**Required work**. Retype the records below exactly as they appear.
═══ Records supplied
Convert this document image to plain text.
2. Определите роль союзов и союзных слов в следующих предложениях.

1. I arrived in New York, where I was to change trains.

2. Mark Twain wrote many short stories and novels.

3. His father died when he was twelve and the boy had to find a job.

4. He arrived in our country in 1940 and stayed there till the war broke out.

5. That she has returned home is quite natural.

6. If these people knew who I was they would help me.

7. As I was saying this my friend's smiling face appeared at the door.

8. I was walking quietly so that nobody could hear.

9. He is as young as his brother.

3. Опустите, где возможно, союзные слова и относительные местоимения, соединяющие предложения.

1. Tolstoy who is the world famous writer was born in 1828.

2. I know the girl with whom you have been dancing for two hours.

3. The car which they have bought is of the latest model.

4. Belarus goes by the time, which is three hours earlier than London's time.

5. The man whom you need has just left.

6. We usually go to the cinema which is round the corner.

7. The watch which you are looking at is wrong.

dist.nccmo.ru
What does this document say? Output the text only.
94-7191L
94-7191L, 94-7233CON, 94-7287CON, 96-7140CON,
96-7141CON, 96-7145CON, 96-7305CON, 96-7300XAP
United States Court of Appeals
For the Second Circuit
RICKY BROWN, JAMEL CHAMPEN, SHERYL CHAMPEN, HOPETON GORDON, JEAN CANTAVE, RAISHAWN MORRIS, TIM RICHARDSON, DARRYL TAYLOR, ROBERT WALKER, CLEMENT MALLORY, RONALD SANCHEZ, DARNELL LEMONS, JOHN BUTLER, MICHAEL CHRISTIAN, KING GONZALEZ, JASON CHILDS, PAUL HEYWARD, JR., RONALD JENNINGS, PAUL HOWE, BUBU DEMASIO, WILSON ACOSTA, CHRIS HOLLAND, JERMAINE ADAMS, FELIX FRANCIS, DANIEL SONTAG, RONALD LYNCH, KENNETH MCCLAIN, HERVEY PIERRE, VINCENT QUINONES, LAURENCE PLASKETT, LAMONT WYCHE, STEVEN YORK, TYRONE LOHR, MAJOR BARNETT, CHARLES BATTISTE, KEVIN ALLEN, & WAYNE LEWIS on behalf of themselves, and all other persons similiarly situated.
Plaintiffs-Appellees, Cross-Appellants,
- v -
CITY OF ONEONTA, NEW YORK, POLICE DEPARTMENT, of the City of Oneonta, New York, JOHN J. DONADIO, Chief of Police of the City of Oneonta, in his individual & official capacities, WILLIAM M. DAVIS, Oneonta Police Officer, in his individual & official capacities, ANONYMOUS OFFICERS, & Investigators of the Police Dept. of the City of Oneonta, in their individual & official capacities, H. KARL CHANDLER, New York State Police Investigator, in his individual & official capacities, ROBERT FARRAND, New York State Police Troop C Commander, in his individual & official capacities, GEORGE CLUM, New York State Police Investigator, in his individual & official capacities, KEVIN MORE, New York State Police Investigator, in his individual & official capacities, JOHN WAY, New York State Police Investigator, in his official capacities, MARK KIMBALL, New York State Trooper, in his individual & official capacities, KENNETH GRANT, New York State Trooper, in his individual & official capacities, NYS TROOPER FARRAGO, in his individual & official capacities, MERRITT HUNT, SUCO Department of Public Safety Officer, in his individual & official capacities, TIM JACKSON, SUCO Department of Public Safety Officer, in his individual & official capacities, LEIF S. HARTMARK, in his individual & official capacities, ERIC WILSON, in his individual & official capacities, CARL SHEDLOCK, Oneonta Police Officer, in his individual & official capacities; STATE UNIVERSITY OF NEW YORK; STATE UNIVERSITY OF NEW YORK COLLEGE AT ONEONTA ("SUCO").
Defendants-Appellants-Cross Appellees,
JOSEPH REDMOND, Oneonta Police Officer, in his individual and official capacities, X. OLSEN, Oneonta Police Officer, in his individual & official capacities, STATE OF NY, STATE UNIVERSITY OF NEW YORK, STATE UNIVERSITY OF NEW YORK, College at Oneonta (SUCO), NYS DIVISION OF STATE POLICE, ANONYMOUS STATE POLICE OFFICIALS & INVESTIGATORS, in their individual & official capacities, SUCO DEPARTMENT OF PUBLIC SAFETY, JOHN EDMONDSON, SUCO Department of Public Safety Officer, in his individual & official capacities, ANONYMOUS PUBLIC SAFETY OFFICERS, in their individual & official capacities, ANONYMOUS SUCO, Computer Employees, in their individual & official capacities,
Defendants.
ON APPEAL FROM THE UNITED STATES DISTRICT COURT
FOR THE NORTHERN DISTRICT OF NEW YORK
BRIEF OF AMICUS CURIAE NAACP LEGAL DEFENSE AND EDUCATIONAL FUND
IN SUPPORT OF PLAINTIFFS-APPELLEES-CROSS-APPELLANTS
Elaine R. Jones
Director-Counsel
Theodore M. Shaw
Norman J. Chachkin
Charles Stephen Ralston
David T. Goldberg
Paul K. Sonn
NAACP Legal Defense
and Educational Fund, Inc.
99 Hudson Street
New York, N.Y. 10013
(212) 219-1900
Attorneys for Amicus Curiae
══════
**Result of this task**.
Convert this document image to plain text.
2. Определите роль союзов и союзных слов в следующих предложениях.

1. I arrived in New York, where I was to change trains.

2. Mark Twain wrote many short stories and novels.

3. His father died when he was twelve and the boy had to find a job.

4. He arrived in our country in 1940 and stayed there till the war broke out.

5. That she has returned home is quite natural.

6. If these people knew who I was they would help me.

7. As I was saying this my friend's smiling face appeared at the door.

8. I was walking quietly so that nobody could hear.

9. He is as young as his brother.

3. Опустите, где возможно, союзные слова и относительные местоимения, соединяющие предложения.

1. Tolstoy who is the world famous writer was born in 1828.

2. I know the girl with whom you have been dancing for two hours.

3. The car which they have bought is of the latest model.

4. Belarus goes by the time, which is three hours earlier than London's time.

5. The man whom you need has just left.

6. We usually go to the cinema which is round the corner.

7. The watch which you are looking at is wrong.

dist.nccmo.ru
What does this document say? Output the text only.
94-7191L
94-7191L, 94-7233CON, 94-7287CON, 96-7140CON,
96-7141CON, 96-7145CON, 96-7305CON, 96-7300XAP
United States Court of Appeals
For the Second Circuit
RICKY BROWN, JAMEL CHAMPEN, SHERYL CHAMPEN, HOPETON GORDON, JEAN CANTAVE, RAISHAWN MORRIS, TIM RICHARDSON, DARRYL TAYLOR, ROBERT WALKER, CLEMENT MALLORY, RONALD SANCHEZ, DARNELL LEMONS, JOHN BUTLER, MICHAEL CHRISTIAN, KING GONZALEZ, JASON CHILDS, PAUL HEYWARD, JR., RONALD JENNINGS, PAUL HOWE, BUBU DEMASIO, WILSON ACOSTA, CHRIS HOLLAND, JERMAINE ADAMS, FELIX FRANCIS, DANIEL SONTAG, RONALD LYNCH, KENNETH MCCLAIN, HERVEY PIERRE, VINCENT QUINONES, LAURENCE PLASKETT, LAMONT WYCHE, STEVEN YORK, TYRONE LOHR, MAJOR BARNETT, CHARLES BATTISTE, KEVIN ALLEN, & WAYNE LEWIS on behalf of themselves, and all other persons similiarly situated.
Plaintiffs-Appellees, Cross-Appellants,
- v -
CITY OF ONEONTA, NEW YORK, POLICE DEPARTMENT, of the City of Oneonta, New York, JOHN J. DONADIO, Chief of Police of the City of Oneonta, in his individual & official capacities, WILLIAM M. DAVIS, Oneonta Police Officer, in his individual & official capacities, ANONYMOUS OFFICERS, & Investigators of the Police Dept. of the City of Oneonta, in their individual & official capacities, H. KARL CHANDLER, New York State Police Investigator, in his individual & official capacities, ROBERT FARRAND, New York State Police Troop C Commander, in his individual & official capacities, GEORGE CLUM, New York State Police Investigator, in his individual & official capacities, KEVIN MORE, New York State Police Investigator, in his individual & official capacities, JOHN WAY, New York State Police Investigator, in his official capacities, MARK KIMBALL, New York State Trooper, in his individual & official capacities, KENNETH GRANT, New York State Trooper, in his individual & official capacities, NYS TROOPER FARRAGO, in his individual & official capacities, MERRITT HUNT, SUCO Department of Public Safety Officer, in his individual & official capacities, TIM JACKSON, SUCO Department of Public Safety Officer, in his individual & official capacities, LEIF S. HARTMARK, in his individual & official capacities, ERIC WILSON, in his individual & official capacities, CARL SHEDLOCK, Oneonta Police Officer, in his individual & official capacities; STATE UNIVERSITY OF NEW YORK; STATE UNIVERSITY OF NEW YORK COLLEGE AT ONEONTA ("SUCO").
Defendants-Appellants-Cross Appellees,
JOSEPH REDMOND, Oneonta Police Officer, in his individual and official capacities, X. OLSEN, Oneonta Police Officer, in his individual & official capacities, STATE OF NY, STATE UNIVERSITY OF NEW YORK, STATE UNIVERSITY OF NEW YORK, College at Oneonta (SUCO), NYS DIVISION OF STATE POLICE, ANONYMOUS STATE POLICE OFFICIALS & INVESTIGATORS, in their individual & official capacities, SUCO DEPARTMENT OF PUBLIC SAFETY, JOHN EDMONDSON, SUCO Department of Public Safety Officer, in his individual & official capacities, ANONYMOUS PUBLIC SAFETY OFFICERS, in their individual & official capacities, ANONYMOUS SUCO, Computer Employees, in their individual & official capacities,
Defendants.
ON APPEAL FROM THE UNITED STATES DISTRICT COURT
FOR THE NORTHERN DISTRICT OF NEW YORK
BRIEF OF AMICUS CURIAE NAACP LEGAL DEFENSE AND EDUCATIONAL FUND
IN SUPPORT OF PLAINTIFFS-APPELLEES-CROSS-APPELLANTS
Elaine R. Jones
Director-Counsel
Theodore M. Shaw
Norman J. Chachkin
Charles Stephen Ralston
David T. Goldberg
Paul K. Sonn
NAACP Legal Defense
and Educational Fund, Inc.
99 Hudson Street
New York, N.Y. 10013
(212) 219-1900
Attorneys for Amicus Curiae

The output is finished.